## GOAL OF THE EXERCISE
Copy out all the entries word for word.

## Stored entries
↓
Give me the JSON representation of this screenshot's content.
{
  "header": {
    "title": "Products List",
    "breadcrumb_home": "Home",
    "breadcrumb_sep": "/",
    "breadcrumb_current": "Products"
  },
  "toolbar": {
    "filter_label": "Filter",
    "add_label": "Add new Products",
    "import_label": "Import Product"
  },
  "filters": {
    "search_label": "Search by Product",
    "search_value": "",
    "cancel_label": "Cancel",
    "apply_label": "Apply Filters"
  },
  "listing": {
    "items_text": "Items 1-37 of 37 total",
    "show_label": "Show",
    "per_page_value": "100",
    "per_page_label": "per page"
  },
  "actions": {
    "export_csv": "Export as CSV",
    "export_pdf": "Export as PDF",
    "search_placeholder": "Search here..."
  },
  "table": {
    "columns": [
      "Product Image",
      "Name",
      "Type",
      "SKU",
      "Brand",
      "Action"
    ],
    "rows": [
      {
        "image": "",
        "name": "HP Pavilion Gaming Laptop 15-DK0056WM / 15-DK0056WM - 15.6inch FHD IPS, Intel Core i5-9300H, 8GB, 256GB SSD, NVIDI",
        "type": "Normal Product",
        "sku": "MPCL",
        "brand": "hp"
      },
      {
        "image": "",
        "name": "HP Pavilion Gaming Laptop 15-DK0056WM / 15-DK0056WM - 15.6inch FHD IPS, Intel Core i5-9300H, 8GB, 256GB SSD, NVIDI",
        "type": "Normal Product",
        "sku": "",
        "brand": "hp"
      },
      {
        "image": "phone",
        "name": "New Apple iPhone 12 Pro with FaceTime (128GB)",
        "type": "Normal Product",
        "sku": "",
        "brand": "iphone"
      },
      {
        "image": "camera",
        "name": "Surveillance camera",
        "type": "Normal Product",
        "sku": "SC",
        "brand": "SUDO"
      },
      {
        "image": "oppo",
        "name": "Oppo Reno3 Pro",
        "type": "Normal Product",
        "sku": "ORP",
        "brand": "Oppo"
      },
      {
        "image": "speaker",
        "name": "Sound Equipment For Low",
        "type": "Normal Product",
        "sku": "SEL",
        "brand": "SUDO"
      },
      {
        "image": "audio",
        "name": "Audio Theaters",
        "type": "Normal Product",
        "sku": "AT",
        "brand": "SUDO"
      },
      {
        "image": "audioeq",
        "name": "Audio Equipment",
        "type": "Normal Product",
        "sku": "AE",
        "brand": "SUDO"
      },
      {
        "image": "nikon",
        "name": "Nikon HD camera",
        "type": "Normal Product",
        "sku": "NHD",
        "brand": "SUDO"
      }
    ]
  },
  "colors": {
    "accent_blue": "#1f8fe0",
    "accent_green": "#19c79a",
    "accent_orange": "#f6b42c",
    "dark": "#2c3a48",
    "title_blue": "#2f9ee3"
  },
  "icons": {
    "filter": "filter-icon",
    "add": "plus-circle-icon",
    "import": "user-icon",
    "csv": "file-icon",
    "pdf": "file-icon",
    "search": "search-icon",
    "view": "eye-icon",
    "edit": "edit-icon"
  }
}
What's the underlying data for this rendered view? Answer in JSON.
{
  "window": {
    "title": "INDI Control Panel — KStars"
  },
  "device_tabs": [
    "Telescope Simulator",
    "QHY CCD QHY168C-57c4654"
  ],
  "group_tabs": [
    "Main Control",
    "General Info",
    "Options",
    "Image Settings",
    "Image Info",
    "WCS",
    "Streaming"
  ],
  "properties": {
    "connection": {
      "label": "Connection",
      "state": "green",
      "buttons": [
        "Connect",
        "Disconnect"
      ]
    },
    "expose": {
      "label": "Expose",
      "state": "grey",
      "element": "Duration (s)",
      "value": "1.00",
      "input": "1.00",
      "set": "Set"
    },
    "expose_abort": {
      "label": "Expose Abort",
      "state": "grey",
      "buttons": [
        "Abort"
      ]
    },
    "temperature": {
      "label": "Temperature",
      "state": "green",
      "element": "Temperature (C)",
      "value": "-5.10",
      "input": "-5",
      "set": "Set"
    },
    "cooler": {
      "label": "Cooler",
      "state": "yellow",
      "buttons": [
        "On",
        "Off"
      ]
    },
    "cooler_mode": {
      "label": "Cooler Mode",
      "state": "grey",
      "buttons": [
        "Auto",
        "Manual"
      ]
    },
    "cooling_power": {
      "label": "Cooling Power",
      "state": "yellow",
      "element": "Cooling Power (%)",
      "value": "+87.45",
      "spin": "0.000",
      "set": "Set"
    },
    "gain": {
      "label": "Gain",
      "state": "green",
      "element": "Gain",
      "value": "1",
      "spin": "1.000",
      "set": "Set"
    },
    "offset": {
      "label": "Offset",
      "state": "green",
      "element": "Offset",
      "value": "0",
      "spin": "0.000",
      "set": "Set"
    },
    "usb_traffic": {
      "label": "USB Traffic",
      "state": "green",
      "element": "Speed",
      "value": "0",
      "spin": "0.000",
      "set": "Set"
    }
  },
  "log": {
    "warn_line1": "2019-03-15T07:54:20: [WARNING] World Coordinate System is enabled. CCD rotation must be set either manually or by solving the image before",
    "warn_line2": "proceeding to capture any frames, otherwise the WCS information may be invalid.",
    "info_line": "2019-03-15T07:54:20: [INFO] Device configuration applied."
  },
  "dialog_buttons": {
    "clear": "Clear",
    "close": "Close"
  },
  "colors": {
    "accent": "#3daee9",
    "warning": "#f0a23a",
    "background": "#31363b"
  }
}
↑
## COMPLETE RESPONSE
Give me the JSON representation of this screenshot's content.
{
  "header": {
    "title": "Products List",
    "breadcrumb_home": "Home",
    "breadcrumb_sep": "/",
    "breadcrumb_current": "Products"
  },
  "toolbar": {
    "filter_label": "Filter",
    "add_label": "Add new Products",
    "import_label": "Import Product"
  },
  "filters": {
    "search_label": "Search by Product",
    "search_value": "",
    "cancel_label": "Cancel",
    "apply_label": "Apply Filters"
  },
  "listing": {
    "items_text": "Items 1-37 of 37 total",
    "show_label": "Show",
    "per_page_value": "100",
    "per_page_label": "per page"
  },
  "actions": {
    "export_csv": "Export as CSV",
    "export_pdf": "Export as PDF",
    "search_placeholder": "Search here..."
  },
  "table": {
    "columns": [
      "Product Image",
      "Name",
      "Type",
      "SKU",
      "Brand",
      "Action"
    ],
    "rows": [
      {
        "image": "",
        "name": "HP Pavilion Gaming Laptop 15-DK0056WM / 15-DK0056WM - 15.6inch FHD IPS, Intel Core i5-9300H, 8GB, 256GB SSD, NVIDI",
        "type": "Normal Product",
        "sku": "MPCL",
        "brand": "hp"
      },
      {
        "image": "",
        "name": "HP Pavilion Gaming Laptop 15-DK0056WM / 15-DK0056WM - 15.6inch FHD IPS, Intel Core i5-9300H, 8GB, 256GB SSD, NVIDI",
        "type": "Normal Product",
        "sku": "",
        "brand": "hp"
      },
      {
        "image": "phone",
        "name": "New Apple iPhone 12 Pro with FaceTime (128GB)",
        "type": "Normal Product",
        "sku": "",
        "brand": "iphone"
      },
      {
        "image": "camera",
        "name": "Surveillance camera",
        "type": "Normal Product",
        "sku": "SC",
        "brand": "SUDO"
      },
      {
        "image": "oppo",
        "name": "Oppo Reno3 Pro",
        "type": "Normal Product",
        "sku": "ORP",
        "brand": "Oppo"
      },
      {
        "image": "speaker",
        "name": "Sound Equipment For Low",
        "type": "Normal Product",
        "sku": "SEL",
        "brand": "SUDO"
      },
      {
        "image": "audio",
        "name": "Audio Theaters",
        "type": "Normal Product",
        "sku": "AT",
        "brand": "SUDO"
      },
      {
        "image": "audioeq",
        "name": "Audio Equipment",
        "type": "Normal Product",
        "sku": "AE",
        "brand": "SUDO"
      },
      {
        "image": "nikon",
        "name": "Nikon HD camera",
        "type": "Normal Product",
        "sku": "NHD",
        "brand": "SUDO"
      }
    ]
  },
  "colors": {
    "accent_blue": "#1f8fe0",
    "accent_green": "#19c79a",
    "accent_orange": "#f6b42c",
    "dark": "#2c3a48",
    "title_blue": "#2f9ee3"
  },
  "icons": {
    "filter": "filter-icon",
    "add": "plus-circle-icon",
    "import": "user-icon",
    "csv": "file-icon",
    "pdf": "file-icon",
    "search": "search-icon",
    "view": "eye-icon",
    "edit": "edit-icon"
  }
}
What's the underlying data for this rendered view? Answer in JSON.
{
  "window": {
    "title": "INDI Control Panel — KStars"
  },
  "device_tabs": [
    "Telescope Simulator",
    "QHY CCD QHY168C-57c4654"
  ],
  "group_tabs": [
    "Main Control",
    "General Info",
    "Options",
    "Image Settings",
    "Image Info",
    "WCS",
    "Streaming"
  ],
  "properties": {
    "connection": {
      "label": "Connection",
      "state": "green",
      "buttons": [
        "Connect",
        "Disconnect"
      ]
    },
    "expose": {
      "label": "Expose",
      "state": "grey",
      "element": "Duration (s)",
      "value": "1.00",
      "input": "1.00",
      "set": "Set"
    },
    "expose_abort": {
      "label": "Expose Abort",
      "state": "grey",
      "buttons": [
        "Abort"
      ]
    },
    "temperature": {
      "label": "Temperature",
      "state": "green",
      "element": "Temperature (C)",
      "value": "-5.10",
      "input": "-5",
      "set": "Set"
    },
    "cooler": {
      "label": "Cooler",
      "state": "yellow",
      "buttons": [
        "On",
        "Off"
      ]
    },
    "cooler_mode": {
      "label": "Cooler Mode",
      "state": "grey",
      "buttons": [
        "Auto",
        "Manual"
      ]
    },
    "cooling_power": {
      "label": "Cooling Power",
      "state": "yellow",
      "element": "Cooling Power (%)",
      "value": "+87.45",
      "spin": "0.000",
      "set": "Set"
    },
    "gain": {
      "label": "Gain",
      "state": "green",
      "element": "Gain",
      "value": "1",
      "spin": "1.000",
      "set": "Set"
    },
    "offset": {
      "label": "Offset",
      "state": "green",
      "element": "Offset",
      "value": "0",
      "spin": "0.000",
      "set": "Set"
    },
    "usb_traffic": {
      "label": "USB Traffic",
      "state": "green",
      "element": "Speed",
      "value": "0",
      "spin": "0.000",
      "set": "Set"
    }
  },
  "log": {
    "warn_line1": "2019-03-15T07:54:20: [WARNING] World Coordinate System is enabled. CCD rotation must be set either manually or by solving the image before",
    "warn_line2": "proceeding to capture any frames, otherwise the WCS information may be invalid.",
    "info_line": "2019-03-15T07:54:20: [INFO] Device configuration applied."
  },
  "dialog_buttons": {
    "clear": "Clear",
    "close": "Close"
  },
  "colors": {
    "accent": "#3daee9",
    "warning": "#f0a23a",
    "background": "#31363b"
  }
}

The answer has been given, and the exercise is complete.